→ **Description of the task**: Would you return all of this data exactly, leaving nothing out?

→ **Listed records**:
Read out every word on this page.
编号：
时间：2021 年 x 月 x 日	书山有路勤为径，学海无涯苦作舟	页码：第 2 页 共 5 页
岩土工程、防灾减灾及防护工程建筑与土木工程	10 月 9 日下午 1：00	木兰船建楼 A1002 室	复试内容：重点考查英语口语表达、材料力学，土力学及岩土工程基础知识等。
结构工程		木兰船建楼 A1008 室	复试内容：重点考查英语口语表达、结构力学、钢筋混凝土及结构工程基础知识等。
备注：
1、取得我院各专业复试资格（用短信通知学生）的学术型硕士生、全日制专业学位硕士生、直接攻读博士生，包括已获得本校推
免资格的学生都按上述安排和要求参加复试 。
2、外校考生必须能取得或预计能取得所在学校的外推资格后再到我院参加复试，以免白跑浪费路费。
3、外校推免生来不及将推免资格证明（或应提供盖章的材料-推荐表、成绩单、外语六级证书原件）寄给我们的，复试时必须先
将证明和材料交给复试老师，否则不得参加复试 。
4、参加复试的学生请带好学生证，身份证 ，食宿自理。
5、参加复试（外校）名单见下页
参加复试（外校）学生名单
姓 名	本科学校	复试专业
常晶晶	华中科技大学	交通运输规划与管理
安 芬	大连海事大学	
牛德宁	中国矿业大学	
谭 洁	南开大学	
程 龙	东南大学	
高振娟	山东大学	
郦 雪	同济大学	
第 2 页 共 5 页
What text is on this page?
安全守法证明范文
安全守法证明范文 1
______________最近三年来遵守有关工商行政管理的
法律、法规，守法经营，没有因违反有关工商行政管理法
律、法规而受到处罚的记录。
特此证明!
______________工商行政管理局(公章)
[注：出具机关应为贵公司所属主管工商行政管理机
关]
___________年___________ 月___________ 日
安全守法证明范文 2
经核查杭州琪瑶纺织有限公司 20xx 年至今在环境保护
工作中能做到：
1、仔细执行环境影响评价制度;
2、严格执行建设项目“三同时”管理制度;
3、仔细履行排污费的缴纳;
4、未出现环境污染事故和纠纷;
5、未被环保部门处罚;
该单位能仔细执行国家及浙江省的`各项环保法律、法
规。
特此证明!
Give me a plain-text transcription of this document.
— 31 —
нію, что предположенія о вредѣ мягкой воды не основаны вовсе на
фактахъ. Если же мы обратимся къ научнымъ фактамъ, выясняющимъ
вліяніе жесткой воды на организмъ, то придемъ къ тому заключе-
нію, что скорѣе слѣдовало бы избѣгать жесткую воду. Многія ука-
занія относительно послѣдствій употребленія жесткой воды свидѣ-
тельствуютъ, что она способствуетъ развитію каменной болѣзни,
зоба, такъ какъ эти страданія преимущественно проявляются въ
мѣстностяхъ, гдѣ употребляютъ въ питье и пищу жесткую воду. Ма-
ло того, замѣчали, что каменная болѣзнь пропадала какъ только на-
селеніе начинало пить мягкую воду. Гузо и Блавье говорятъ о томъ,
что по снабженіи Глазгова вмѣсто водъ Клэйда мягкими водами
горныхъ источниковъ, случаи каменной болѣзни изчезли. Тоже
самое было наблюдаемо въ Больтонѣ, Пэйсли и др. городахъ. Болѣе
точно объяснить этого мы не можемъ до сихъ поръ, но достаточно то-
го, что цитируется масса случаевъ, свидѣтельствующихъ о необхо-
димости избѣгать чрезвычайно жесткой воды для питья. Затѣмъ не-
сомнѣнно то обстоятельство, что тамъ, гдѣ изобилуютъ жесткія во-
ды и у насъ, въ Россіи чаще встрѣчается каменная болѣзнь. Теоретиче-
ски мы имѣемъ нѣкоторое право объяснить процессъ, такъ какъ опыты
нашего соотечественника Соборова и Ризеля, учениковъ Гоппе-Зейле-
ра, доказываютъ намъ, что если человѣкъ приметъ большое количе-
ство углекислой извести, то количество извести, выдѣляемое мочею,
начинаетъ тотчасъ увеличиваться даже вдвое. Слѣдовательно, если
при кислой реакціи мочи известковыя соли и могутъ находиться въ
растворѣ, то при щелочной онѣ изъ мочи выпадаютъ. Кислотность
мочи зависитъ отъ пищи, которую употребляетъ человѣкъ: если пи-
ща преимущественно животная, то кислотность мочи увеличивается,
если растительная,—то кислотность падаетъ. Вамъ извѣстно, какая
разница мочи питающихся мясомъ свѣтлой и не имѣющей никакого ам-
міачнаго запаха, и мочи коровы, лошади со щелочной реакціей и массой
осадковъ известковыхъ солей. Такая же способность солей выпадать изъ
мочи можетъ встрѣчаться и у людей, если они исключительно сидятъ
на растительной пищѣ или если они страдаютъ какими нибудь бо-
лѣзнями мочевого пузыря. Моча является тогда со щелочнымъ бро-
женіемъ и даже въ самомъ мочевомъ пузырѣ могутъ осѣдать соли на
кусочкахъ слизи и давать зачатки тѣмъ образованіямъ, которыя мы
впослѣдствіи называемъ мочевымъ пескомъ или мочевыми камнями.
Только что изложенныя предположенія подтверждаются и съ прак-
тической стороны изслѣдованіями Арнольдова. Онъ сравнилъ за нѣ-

→ **The response**:
Read out every word on this page.
编号：
时间：2021 年 x 月 x 日	书山有路勤为径，学海无涯苦作舟	页码：第 2 页 共 5 页
岩土工程、防灾减灾及防护工程建筑与土木工程	10 月 9 日下午 1：00	木兰船建楼 A1002 室	复试内容：重点考查英语口语表达、材料力学，土力学及岩土工程基础知识等。
结构工程		木兰船建楼 A1008 室	复试内容：重点考查英语口语表达、结构力学、钢筋混凝土及结构工程基础知识等。
备注：
1、取得我院各专业复试资格（用短信通知学生）的学术型硕士生、全日制专业学位硕士生、直接攻读博士生，包括已获得本校推
免资格的学生都按上述安排和要求参加复试 。
2、外校考生必须能取得或预计能取得所在学校的外推资格后再到我院参加复试，以免白跑浪费路费。
3、外校推免生来不及将推免资格证明（或应提供盖章的材料-推荐表、成绩单、外语六级证书原件）寄给我们的，复试时必须先
将证明和材料交给复试老师，否则不得参加复试 。
4、参加复试的学生请带好学生证，身份证 ，食宿自理。
5、参加复试（外校）名单见下页
参加复试（外校）学生名单
姓 名	本科学校	复试专业
常晶晶	华中科技大学	交通运输规划与管理
安 芬	大连海事大学	
牛德宁	中国矿业大学	
谭 洁	南开大学	
程 龙	东南大学	
高振娟	山东大学	
郦 雪	同济大学	
第 2 页 共 5 页
What text is on this page?
安全守法证明范文
安全守法证明范文 1
______________最近三年来遵守有关工商行政管理的
法律、法规，守法经营，没有因违反有关工商行政管理法
律、法规而受到处罚的记录。
特此证明!
______________工商行政管理局(公章)
[注：出具机关应为贵公司所属主管工商行政管理机
关]
___________年___________ 月___________ 日
安全守法证明范文 2
经核查杭州琪瑶纺织有限公司 20xx 年至今在环境保护
工作中能做到：
1、仔细执行环境影响评价制度;
2、严格执行建设项目“三同时”管理制度;
3、仔细履行排污费的缴纳;
4、未出现环境污染事故和纠纷;
5、未被环保部门处罚;
该单位能仔细执行国家及浙江省的`各项环保法律、法
规。
特此证明!
Give me a plain-text transcription of this document.
— 31 —
нію, что предположенія о вредѣ мягкой воды не основаны вовсе на
фактахъ. Если же мы обратимся къ научнымъ фактамъ, выясняющимъ
вліяніе жесткой воды на организмъ, то придемъ къ тому заключе-
нію, что скорѣе слѣдовало бы избѣгать жесткую воду. Многія ука-
занія относительно послѣдствій употребленія жесткой воды свидѣ-
тельствуютъ, что она способствуетъ развитію каменной болѣзни,
зоба, такъ какъ эти страданія преимущественно проявляются въ
мѣстностяхъ, гдѣ употребляютъ въ питье и пищу жесткую воду. Ма-
ло того, замѣчали, что каменная болѣзнь пропадала какъ только на-
селеніе начинало пить мягкую воду. Гузо и Блавье говорятъ о томъ,
что по снабженіи Глазгова вмѣсто водъ Клэйда мягкими водами
горныхъ источниковъ, случаи каменной болѣзни изчезли. Тоже
самое было наблюдаемо въ Больтонѣ, Пэйсли и др. городахъ. Болѣе
точно объяснить этого мы не можемъ до сихъ поръ, но достаточно то-
го, что цитируется масса случаевъ, свидѣтельствующихъ о необхо-
димости избѣгать чрезвычайно жесткой воды для питья. Затѣмъ не-
сомнѣнно то обстоятельство, что тамъ, гдѣ изобилуютъ жесткія во-
ды и у насъ, въ Россіи чаще встрѣчается каменная болѣзнь. Теоретиче-
ски мы имѣемъ нѣкоторое право объяснить процессъ, такъ какъ опыты
нашего соотечественника Соборова и Ризеля, учениковъ Гоппе-Зейле-
ра, доказываютъ намъ, что если человѣкъ приметъ большое количе-
ство углекислой извести, то количество извести, выдѣляемое мочею,
начинаетъ тотчасъ увеличиваться даже вдвое. Слѣдовательно, если
при кислой реакціи мочи известковыя соли и могутъ находиться въ
растворѣ, то при щелочной онѣ изъ мочи выпадаютъ. Кислотность
мочи зависитъ отъ пищи, которую употребляетъ человѣкъ: если пи-
ща преимущественно животная, то кислотность мочи увеличивается,
если растительная,—то кислотность падаетъ. Вамъ извѣстно, какая
разница мочи питающихся мясомъ свѣтлой и не имѣющей никакого ам-
міачнаго запаха, и мочи коровы, лошади со щелочной реакціей и массой
осадковъ известковыхъ солей. Такая же способность солей выпадать изъ
мочи можетъ встрѣчаться и у людей, если они исключительно сидятъ
на растительной пищѣ или если они страдаютъ какими нибудь бо-
лѣзнями мочевого пузыря. Моча является тогда со щелочнымъ бро-
женіемъ и даже въ самомъ мочевомъ пузырѣ могутъ осѣдать соли на
кусочкахъ слизи и давать зачатки тѣмъ образованіямъ, которыя мы
впослѣдствіи называемъ мочевымъ пескомъ или мочевыми камнями.
Только что изложенныя предположенія подтверждаются и съ прак-
тической стороны изслѣдованіями Арнольдова. Онъ сравнилъ за нѣ-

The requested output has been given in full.